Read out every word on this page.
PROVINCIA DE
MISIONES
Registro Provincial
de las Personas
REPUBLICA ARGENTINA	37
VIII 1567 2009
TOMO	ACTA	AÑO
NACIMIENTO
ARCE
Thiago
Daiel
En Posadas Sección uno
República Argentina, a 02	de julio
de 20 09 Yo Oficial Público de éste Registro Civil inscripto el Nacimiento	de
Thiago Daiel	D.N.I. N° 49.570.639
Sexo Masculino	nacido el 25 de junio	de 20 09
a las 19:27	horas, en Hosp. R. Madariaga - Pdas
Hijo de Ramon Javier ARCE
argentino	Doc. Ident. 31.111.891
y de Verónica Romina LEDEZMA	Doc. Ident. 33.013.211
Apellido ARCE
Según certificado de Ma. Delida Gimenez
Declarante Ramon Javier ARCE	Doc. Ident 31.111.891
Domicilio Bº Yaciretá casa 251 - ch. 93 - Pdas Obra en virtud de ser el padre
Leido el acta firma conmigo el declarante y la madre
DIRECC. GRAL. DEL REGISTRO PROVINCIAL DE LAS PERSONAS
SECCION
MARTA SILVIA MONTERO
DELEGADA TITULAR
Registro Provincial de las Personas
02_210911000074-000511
========
Produce an exact copy of every entry above.

Read out every word on this page.
PROVINCIA DE
MISIONES
Registro Provincial
de las Personas
REPUBLICA ARGENTINA	37
VIII 1567 2009
TOMO	ACTA	AÑO
NACIMIENTO
ARCE
Thiago
Daiel
En Posadas Sección uno
República Argentina, a 02	de julio
de 20 09 Yo Oficial Público de éste Registro Civil inscripto el Nacimiento	de
Thiago Daiel	D.N.I. N° 49.570.639
Sexo Masculino	nacido el 25 de junio	de 20 09
a las 19:27	horas, en Hosp. R. Madariaga - Pdas
Hijo de Ramon Javier ARCE
argentino	Doc. Ident. 31.111.891
y de Verónica Romina LEDEZMA	Doc. Ident. 33.013.211
Apellido ARCE
Según certificado de Ma. Delida Gimenez
Declarante Ramon Javier ARCE	Doc. Ident 31.111.891
Domicilio Bº Yaciretá casa 251 - ch. 93 - Pdas Obra en virtud de ser el padre
Leido el acta firma conmigo el declarante y la madre
DIRECC. GRAL. DEL REGISTRO PROVINCIAL DE LAS PERSONAS
SECCION
MARTA SILVIA MONTERO
DELEGADA TITULAR
Registro Provincial de las Personas
02_210911000074-000511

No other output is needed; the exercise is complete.